┌────────
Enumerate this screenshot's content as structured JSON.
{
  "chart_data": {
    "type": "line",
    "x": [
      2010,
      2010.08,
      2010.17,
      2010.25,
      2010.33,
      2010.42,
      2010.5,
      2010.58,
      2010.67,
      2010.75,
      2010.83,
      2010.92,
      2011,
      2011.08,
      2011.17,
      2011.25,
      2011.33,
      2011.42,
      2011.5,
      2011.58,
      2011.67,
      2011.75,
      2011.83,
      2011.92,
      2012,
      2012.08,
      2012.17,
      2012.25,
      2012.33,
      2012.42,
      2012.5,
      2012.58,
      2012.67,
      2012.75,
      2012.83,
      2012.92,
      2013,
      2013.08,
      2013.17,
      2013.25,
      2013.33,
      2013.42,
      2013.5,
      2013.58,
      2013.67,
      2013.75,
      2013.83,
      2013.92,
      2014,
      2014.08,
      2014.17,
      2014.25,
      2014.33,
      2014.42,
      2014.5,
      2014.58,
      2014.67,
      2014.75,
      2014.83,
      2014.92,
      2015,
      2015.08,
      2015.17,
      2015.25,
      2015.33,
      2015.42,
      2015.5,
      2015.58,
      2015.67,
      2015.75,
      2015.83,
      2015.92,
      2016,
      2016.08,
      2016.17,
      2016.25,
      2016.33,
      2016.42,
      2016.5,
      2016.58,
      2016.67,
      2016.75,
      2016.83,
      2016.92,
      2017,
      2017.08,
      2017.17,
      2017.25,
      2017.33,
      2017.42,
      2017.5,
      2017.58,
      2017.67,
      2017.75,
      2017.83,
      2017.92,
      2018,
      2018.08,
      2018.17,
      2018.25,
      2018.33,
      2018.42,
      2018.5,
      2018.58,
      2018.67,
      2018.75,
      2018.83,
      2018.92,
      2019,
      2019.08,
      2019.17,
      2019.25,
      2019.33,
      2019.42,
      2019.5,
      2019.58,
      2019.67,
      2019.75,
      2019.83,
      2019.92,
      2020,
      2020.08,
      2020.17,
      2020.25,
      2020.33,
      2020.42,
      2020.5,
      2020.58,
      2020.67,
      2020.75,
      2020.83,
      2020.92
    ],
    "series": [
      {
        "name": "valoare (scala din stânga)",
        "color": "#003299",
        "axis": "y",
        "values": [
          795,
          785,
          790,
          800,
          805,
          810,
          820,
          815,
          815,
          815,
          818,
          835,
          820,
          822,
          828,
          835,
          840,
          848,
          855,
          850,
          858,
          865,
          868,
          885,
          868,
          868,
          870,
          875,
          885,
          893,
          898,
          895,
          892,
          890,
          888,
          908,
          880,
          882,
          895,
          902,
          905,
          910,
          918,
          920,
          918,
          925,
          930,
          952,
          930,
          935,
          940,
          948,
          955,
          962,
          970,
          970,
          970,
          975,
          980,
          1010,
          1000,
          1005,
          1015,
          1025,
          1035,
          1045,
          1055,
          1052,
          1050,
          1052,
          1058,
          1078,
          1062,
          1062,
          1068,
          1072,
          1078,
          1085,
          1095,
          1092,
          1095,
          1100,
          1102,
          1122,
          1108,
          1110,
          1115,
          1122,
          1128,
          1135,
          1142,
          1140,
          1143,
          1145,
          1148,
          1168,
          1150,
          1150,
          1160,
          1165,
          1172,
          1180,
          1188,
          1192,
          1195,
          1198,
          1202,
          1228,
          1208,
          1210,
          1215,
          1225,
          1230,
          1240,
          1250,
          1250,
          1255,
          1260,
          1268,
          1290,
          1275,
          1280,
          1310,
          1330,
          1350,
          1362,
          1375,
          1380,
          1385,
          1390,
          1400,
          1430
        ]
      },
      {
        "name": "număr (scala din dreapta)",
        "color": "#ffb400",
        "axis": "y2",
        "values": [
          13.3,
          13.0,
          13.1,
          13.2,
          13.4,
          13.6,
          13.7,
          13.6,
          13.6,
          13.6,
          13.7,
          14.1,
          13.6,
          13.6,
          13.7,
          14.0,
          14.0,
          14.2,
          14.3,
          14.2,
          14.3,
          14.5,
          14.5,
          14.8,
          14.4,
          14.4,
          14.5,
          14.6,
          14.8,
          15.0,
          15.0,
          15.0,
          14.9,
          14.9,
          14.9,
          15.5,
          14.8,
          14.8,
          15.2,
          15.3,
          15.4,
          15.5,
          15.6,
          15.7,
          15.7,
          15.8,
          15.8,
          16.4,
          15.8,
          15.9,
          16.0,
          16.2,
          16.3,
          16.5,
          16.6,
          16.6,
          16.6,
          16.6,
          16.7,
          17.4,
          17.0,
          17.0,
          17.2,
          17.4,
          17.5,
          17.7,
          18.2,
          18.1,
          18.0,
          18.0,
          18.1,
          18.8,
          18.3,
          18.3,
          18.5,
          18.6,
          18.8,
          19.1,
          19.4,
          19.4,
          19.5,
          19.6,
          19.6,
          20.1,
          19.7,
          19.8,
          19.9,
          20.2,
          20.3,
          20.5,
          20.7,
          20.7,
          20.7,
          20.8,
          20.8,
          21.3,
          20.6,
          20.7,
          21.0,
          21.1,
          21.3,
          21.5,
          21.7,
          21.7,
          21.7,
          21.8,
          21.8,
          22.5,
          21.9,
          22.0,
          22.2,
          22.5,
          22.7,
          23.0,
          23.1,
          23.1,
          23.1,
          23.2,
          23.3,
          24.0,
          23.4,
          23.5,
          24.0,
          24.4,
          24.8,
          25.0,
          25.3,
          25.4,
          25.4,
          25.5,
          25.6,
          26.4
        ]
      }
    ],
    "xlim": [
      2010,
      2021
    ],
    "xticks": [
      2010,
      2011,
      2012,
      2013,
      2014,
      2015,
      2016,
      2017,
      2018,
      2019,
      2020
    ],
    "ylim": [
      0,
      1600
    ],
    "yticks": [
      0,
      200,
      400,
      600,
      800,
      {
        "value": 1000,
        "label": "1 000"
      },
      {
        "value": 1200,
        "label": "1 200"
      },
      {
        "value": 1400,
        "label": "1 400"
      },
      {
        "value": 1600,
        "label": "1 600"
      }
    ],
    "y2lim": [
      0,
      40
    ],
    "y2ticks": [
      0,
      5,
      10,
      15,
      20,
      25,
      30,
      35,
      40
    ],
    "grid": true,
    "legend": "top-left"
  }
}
└────────
__Instruction__: Each record above should be repeated exactly as it appears.

__Answer below__:
Enumerate this screenshot's content as structured JSON.
{
  "chart_data": {
    "type": "line",
    "x": [
      2010,
      2010.08,
      2010.17,
      2010.25,
      2010.33,
      2010.42,
      2010.5,
      2010.58,
      2010.67,
      2010.75,
      2010.83,
      2010.92,
      2011,
      2011.08,
      2011.17,
      2011.25,
      2011.33,
      2011.42,
      2011.5,
      2011.58,
      2011.67,
      2011.75,
      2011.83,
      2011.92,
      2012,
      2012.08,
      2012.17,
      2012.25,
      2012.33,
      2012.42,
      2012.5,
      2012.58,
      2012.67,
      2012.75,
      2012.83,
      2012.92,
      2013,
      2013.08,
      2013.17,
      2013.25,
      2013.33,
      2013.42,
      2013.5,
      2013.58,
      2013.67,
      2013.75,
      2013.83,
      2013.92,
      2014,
      2014.08,
      2014.17,
      2014.25,
      2014.33,
      2014.42,
      2014.5,
      2014.58,
      2014.67,
      2014.75,
      2014.83,
      2014.92,
      2015,
      2015.08,
      2015.17,
      2015.25,
      2015.33,
      2015.42,
      2015.5,
      2015.58,
      2015.67,
      2015.75,
      2015.83,
      2015.92,
      2016,
      2016.08,
      2016.17,
      2016.25,
      2016.33,
      2016.42,
      2016.5,
      2016.58,
      2016.67,
      2016.75,
      2016.83,
      2016.92,
      2017,
      2017.08,
      2017.17,
      2017.25,
      2017.33,
      2017.42,
      2017.5,
      2017.58,
      2017.67,
      2017.75,
      2017.83,
      2017.92,
      2018,
      2018.08,
      2018.17,
      2018.25,
      2018.33,
      2018.42,
      2018.5,
      2018.58,
      2018.67,
      2018.75,
      2018.83,
      2018.92,
      2019,
      2019.08,
      2019.17,
      2019.25,
      2019.33,
      2019.42,
      2019.5,
      2019.58,
      2019.67,
      2019.75,
      2019.83,
      2019.92,
      2020,
      2020.08,
      2020.17,
      2020.25,
      2020.33,
      2020.42,
      2020.5,
      2020.58,
      2020.67,
      2020.75,
      2020.83,
      2020.92
    ],
    "series": [
      {
        "name": "valoare (scala din stânga)",
        "color": "#003299",
        "axis": "y",
        "values": [
          795,
          785,
          790,
          800,
          805,
          810,
          820,
          815,
          815,
          815,
          818,
          835,
          820,
          822,
          828,
          835,
          840,
          848,
          855,
          850,
          858,
          865,
          868,
          885,
          868,
          868,
          870,
          875,
          885,
          893,
          898,
          895,
          892,
          890,
          888,
          908,
          880,
          882,
          895,
          902,
          905,
          910,
          918,
          920,
          918,
          925,
          930,
          952,
          930,
          935,
          940,
          948,
          955,
          962,
          970,
          970,
          970,
          975,
          980,
          1010,
          1000,
          1005,
          1015,
          1025,
          1035,
          1045,
          1055,
          1052,
          1050,
          1052,
          1058,
          1078,
          1062,
          1062,
          1068,
          1072,
          1078,
          1085,
          1095,
          1092,
          1095,
          1100,
          1102,
          1122,
          1108,
          1110,
          1115,
          1122,
          1128,
          1135,
          1142,
          1140,
          1143,
          1145,
          1148,
          1168,
          1150,
          1150,
          1160,
          1165,
          1172,
          1180,
          1188,
          1192,
          1195,
          1198,
          1202,
          1228,
          1208,
          1210,
          1215,
          1225,
          1230,
          1240,
          1250,
          1250,
          1255,
          1260,
          1268,
          1290,
          1275,
          1280,
          1310,
          1330,
          1350,
          1362,
          1375,
          1380,
          1385,
          1390,
          1400,
          1430
        ]
      },
      {
        "name": "număr (scala din dreapta)",
        "color": "#ffb400",
        "axis": "y2",
        "values": [
          13.3,
          13.0,
          13.1,
          13.2,
          13.4,
          13.6,
          13.7,
          13.6,
          13.6,
          13.6,
          13.7,
          14.1,
          13.6,
          13.6,
          13.7,
          14.0,
          14.0,
          14.2,
          14.3,
          14.2,
          14.3,
          14.5,
          14.5,
          14.8,
          14.4,
          14.4,
          14.5,
          14.6,
          14.8,
          15.0,
          15.0,
          15.0,
          14.9,
          14.9,
          14.9,
          15.5,
          14.8,
          14.8,
          15.2,
          15.3,
          15.4,
          15.5,
          15.6,
          15.7,
          15.7,
          15.8,
          15.8,
          16.4,
          15.8,
          15.9,
          16.0,
          16.2,
          16.3,
          16.5,
          16.6,
          16.6,
          16.6,
          16.6,
          16.7,
          17.4,
          17.0,
          17.0,
          17.2,
          17.4,
          17.5,
          17.7,
          18.2,
          18.1,
          18.0,
          18.0,
          18.1,
          18.8,
          18.3,
          18.3,
          18.5,
          18.6,
          18.8,
          19.1,
          19.4,
          19.4,
          19.5,
          19.6,
          19.6,
          20.1,
          19.7,
          19.8,
          19.9,
          20.2,
          20.3,
          20.5,
          20.7,
          20.7,
          20.7,
          20.8,
          20.8,
          21.3,
          20.6,
          20.7,
          21.0,
          21.1,
          21.3,
          21.5,
          21.7,
          21.7,
          21.7,
          21.8,
          21.8,
          22.5,
          21.9,
          22.0,
          22.2,
          22.5,
          22.7,
          23.0,
          23.1,
          23.1,
          23.1,
          23.2,
          23.3,
          24.0,
          23.4,
          23.5,
          24.0,
          24.4,
          24.8,
          25.0,
          25.3,
          25.4,
          25.4,
          25.5,
          25.6,
          26.4
        ]
      }
    ],
    "xlim": [
      2010,
      2021
    ],
    "xticks": [
      2010,
      2011,
      2012,
      2013,
      2014,
      2015,
      2016,
      2017,
      2018,
      2019,
      2020
    ],
    "ylim": [
      0,
      1600
    ],
    "yticks": [
      0,
      200,
      400,
      600,
      800,
      {
        "value": 1000,
        "label": "1 000"
      },
      {
        "value": 1200,
        "label": "1 200"
      },
      {
        "value": 1400,
        "label": "1 400"
      },
      {
        "value": 1600,
        "label": "1 600"
      }
    ],
    "y2lim": [
      0,
      40
    ],
    "y2ticks": [
      0,
      5,
      10,
      15,
      20,
      25,
      30,
      35,
      40
    ],
    "grid": true,
    "legend": "top-left"
  }
}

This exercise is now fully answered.